**Input for this task**:
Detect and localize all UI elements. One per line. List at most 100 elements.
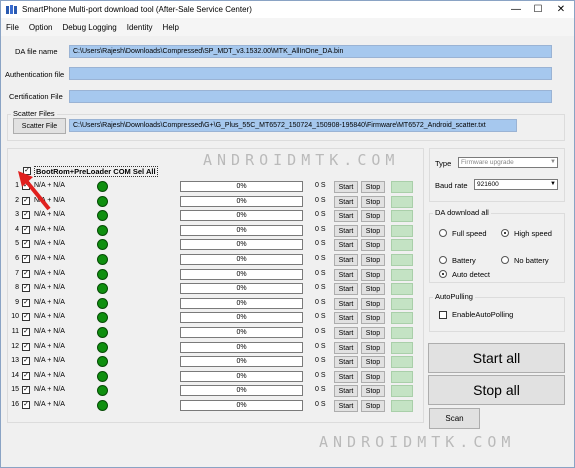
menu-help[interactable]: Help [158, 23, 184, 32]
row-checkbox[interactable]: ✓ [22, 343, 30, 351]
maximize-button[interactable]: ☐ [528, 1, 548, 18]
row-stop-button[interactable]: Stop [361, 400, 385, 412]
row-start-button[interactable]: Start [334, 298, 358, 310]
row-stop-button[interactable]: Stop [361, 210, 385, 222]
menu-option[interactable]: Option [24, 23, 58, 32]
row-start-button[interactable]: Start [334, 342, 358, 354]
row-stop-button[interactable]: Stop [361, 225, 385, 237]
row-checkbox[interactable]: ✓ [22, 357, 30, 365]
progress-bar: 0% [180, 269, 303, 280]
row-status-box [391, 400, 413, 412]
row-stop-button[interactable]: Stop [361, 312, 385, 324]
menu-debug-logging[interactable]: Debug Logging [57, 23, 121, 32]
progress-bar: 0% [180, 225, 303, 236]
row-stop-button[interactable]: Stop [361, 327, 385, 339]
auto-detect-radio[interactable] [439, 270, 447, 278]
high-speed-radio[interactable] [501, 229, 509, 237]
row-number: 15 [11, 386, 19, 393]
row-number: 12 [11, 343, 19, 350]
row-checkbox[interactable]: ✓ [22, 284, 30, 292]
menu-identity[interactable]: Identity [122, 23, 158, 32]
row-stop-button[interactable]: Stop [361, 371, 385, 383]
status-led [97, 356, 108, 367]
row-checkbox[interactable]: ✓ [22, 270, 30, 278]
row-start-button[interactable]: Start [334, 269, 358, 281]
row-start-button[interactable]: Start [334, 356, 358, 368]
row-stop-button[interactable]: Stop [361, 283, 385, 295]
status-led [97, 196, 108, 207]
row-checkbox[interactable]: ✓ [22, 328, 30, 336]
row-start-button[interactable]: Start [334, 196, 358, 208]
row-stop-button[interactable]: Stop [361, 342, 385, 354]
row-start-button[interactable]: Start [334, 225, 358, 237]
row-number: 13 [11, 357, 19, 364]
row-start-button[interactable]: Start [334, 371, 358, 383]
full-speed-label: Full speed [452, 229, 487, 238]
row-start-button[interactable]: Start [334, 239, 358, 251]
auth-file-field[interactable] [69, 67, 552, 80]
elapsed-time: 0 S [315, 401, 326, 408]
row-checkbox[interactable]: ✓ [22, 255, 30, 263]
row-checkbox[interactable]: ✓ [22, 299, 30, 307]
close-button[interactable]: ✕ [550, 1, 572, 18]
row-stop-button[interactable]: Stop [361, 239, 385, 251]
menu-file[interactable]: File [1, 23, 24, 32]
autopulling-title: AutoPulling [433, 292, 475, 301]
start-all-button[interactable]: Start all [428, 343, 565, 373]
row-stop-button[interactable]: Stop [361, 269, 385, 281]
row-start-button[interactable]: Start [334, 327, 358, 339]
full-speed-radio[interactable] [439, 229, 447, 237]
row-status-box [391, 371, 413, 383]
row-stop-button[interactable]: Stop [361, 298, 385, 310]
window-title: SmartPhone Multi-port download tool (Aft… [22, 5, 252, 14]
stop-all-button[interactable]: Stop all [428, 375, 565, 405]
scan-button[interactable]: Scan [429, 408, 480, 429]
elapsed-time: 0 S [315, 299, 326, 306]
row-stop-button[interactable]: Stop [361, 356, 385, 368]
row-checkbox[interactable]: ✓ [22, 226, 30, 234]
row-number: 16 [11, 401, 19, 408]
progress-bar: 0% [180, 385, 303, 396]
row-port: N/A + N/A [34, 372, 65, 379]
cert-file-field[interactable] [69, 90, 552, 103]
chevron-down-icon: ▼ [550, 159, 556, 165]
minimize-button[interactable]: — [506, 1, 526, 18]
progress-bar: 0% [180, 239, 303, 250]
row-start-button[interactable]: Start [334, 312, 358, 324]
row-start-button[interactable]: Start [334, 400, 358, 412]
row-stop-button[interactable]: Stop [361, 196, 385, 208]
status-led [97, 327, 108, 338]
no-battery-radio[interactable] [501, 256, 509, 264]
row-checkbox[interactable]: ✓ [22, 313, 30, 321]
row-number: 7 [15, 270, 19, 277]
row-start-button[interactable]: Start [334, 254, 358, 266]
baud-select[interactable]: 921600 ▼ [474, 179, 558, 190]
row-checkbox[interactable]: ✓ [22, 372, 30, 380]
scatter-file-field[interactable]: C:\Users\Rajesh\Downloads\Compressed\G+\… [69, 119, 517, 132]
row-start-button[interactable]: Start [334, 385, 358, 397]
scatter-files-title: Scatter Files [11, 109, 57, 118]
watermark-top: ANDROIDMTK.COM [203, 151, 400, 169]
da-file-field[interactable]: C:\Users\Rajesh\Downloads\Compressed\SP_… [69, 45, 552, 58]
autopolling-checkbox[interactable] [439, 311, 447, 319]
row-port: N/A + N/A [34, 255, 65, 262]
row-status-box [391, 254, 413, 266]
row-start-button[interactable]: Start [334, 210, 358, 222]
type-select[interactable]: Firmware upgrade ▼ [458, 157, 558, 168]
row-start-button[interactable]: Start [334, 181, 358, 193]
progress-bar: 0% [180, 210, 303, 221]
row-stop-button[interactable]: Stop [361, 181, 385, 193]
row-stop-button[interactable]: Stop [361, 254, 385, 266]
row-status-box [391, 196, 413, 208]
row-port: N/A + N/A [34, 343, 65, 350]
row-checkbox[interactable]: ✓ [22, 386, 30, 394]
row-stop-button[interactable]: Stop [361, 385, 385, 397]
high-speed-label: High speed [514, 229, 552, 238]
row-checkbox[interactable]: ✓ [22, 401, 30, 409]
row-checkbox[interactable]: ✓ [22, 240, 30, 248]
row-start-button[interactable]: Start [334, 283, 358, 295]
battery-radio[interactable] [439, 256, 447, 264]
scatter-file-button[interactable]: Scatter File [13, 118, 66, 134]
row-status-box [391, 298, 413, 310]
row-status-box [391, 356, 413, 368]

**The task**: Copy the items above word for word, leaving out the pictures.

**Written solution**:
Detect and localize all UI elements. One per line. List at most 100 elements.
menu-help[interactable]: Help [158, 23, 184, 32]
row-checkbox[interactable]: ✓ [22, 343, 30, 351]
maximize-button[interactable]: ☐ [528, 1, 548, 18]
row-stop-button[interactable]: Stop [361, 400, 385, 412]
row-start-button[interactable]: Start [334, 298, 358, 310]
row-stop-button[interactable]: Stop [361, 210, 385, 222]
menu-option[interactable]: Option [24, 23, 58, 32]
row-start-button[interactable]: Start [334, 342, 358, 354]
row-stop-button[interactable]: Stop [361, 225, 385, 237]
row-checkbox[interactable]: ✓ [22, 357, 30, 365]
progress-bar: 0% [180, 269, 303, 280]
row-status-box [391, 400, 413, 412]
row-stop-button[interactable]: Stop [361, 312, 385, 324]
menu-debug-logging[interactable]: Debug Logging [57, 23, 121, 32]
progress-bar: 0% [180, 225, 303, 236]
row-stop-button[interactable]: Stop [361, 327, 385, 339]
auto-detect-radio[interactable] [439, 270, 447, 278]
high-speed-radio[interactable] [501, 229, 509, 237]
row-number: 15 [11, 386, 19, 393]
row-number: 12 [11, 343, 19, 350]
row-checkbox[interactable]: ✓ [22, 284, 30, 292]
menu-identity[interactable]: Identity [122, 23, 158, 32]
row-stop-button[interactable]: Stop [361, 371, 385, 383]
status-led [97, 356, 108, 367]
row-checkbox[interactable]: ✓ [22, 270, 30, 278]
row-start-button[interactable]: Start [334, 269, 358, 281]
row-start-button[interactable]: Start [334, 356, 358, 368]
row-stop-button[interactable]: Stop [361, 283, 385, 295]
status-led [97, 196, 108, 207]
row-checkbox[interactable]: ✓ [22, 328, 30, 336]
row-start-button[interactable]: Start [334, 196, 358, 208]
row-stop-button[interactable]: Stop [361, 342, 385, 354]
row-start-button[interactable]: Start [334, 225, 358, 237]
row-number: 13 [11, 357, 19, 364]
row-start-button[interactable]: Start [334, 371, 358, 383]
full-speed-label: Full speed [452, 229, 487, 238]
row-start-button[interactable]: Start [334, 239, 358, 251]
auth-file-field[interactable] [69, 67, 552, 80]
elapsed-time: 0 S [315, 401, 326, 408]
row-checkbox[interactable]: ✓ [22, 255, 30, 263]
row-checkbox[interactable]: ✓ [22, 299, 30, 307]
close-button[interactable]: ✕ [550, 1, 572, 18]
row-stop-button[interactable]: Stop [361, 239, 385, 251]
menu-file[interactable]: File [1, 23, 24, 32]
autopulling-title: AutoPulling [433, 292, 475, 301]
start-all-button[interactable]: Start all [428, 343, 565, 373]
row-stop-button[interactable]: Stop [361, 269, 385, 281]
row-start-button[interactable]: Start [334, 327, 358, 339]
full-speed-radio[interactable] [439, 229, 447, 237]
row-status-box [391, 371, 413, 383]
row-stop-button[interactable]: Stop [361, 298, 385, 310]
window-title: SmartPhone Multi-port download tool (Aft… [22, 5, 252, 14]
stop-all-button[interactable]: Stop all [428, 375, 565, 405]
scan-button[interactable]: Scan [429, 408, 480, 429]
elapsed-time: 0 S [315, 299, 326, 306]
row-stop-button[interactable]: Stop [361, 356, 385, 368]
row-checkbox[interactable]: ✓ [22, 226, 30, 234]
row-number: 16 [11, 401, 19, 408]
progress-bar: 0% [180, 385, 303, 396]
row-port: N/A + N/A [34, 372, 65, 379]
cert-file-field[interactable] [69, 90, 552, 103]
chevron-down-icon: ▼ [550, 159, 556, 165]
minimize-button[interactable]: — [506, 1, 526, 18]
progress-bar: 0% [180, 239, 303, 250]
row-start-button[interactable]: Start [334, 312, 358, 324]
row-start-button[interactable]: Start [334, 400, 358, 412]
row-stop-button[interactable]: Stop [361, 196, 385, 208]
status-led [97, 327, 108, 338]
no-battery-radio[interactable] [501, 256, 509, 264]
row-checkbox[interactable]: ✓ [22, 313, 30, 321]
row-number: 7 [15, 270, 19, 277]
row-start-button[interactable]: Start [334, 254, 358, 266]
baud-select[interactable]: 921600 ▼ [474, 179, 558, 190]
row-checkbox[interactable]: ✓ [22, 372, 30, 380]
scatter-file-field[interactable]: C:\Users\Rajesh\Downloads\Compressed\G+\… [69, 119, 517, 132]
row-start-button[interactable]: Start [334, 385, 358, 397]
scatter-files-title: Scatter Files [11, 109, 57, 118]
watermark-top: ANDROIDMTK.COM [203, 151, 400, 169]
da-file-field[interactable]: C:\Users\Rajesh\Downloads\Compressed\SP_… [69, 45, 552, 58]
autopolling-checkbox[interactable] [439, 311, 447, 319]
row-port: N/A + N/A [34, 255, 65, 262]
row-status-box [391, 254, 413, 266]
row-start-button[interactable]: Start [334, 210, 358, 222]
type-select[interactable]: Firmware upgrade ▼ [458, 157, 558, 168]
row-start-button[interactable]: Start [334, 181, 358, 193]
progress-bar: 0% [180, 210, 303, 221]
row-stop-button[interactable]: Stop [361, 181, 385, 193]
row-stop-button[interactable]: Stop [361, 254, 385, 266]
row-status-box [391, 196, 413, 208]
row-port: N/A + N/A [34, 343, 65, 350]
row-checkbox[interactable]: ✓ [22, 386, 30, 394]
row-stop-button[interactable]: Stop [361, 385, 385, 397]
high-speed-label: High speed [514, 229, 552, 238]
row-checkbox[interactable]: ✓ [22, 401, 30, 409]
row-checkbox[interactable]: ✓ [22, 240, 30, 248]
row-start-button[interactable]: Start [334, 283, 358, 295]
battery-radio[interactable] [439, 256, 447, 264]
scatter-file-button[interactable]: Scatter File [13, 118, 66, 134]
row-status-box [391, 298, 413, 310]
row-status-box [391, 356, 413, 368]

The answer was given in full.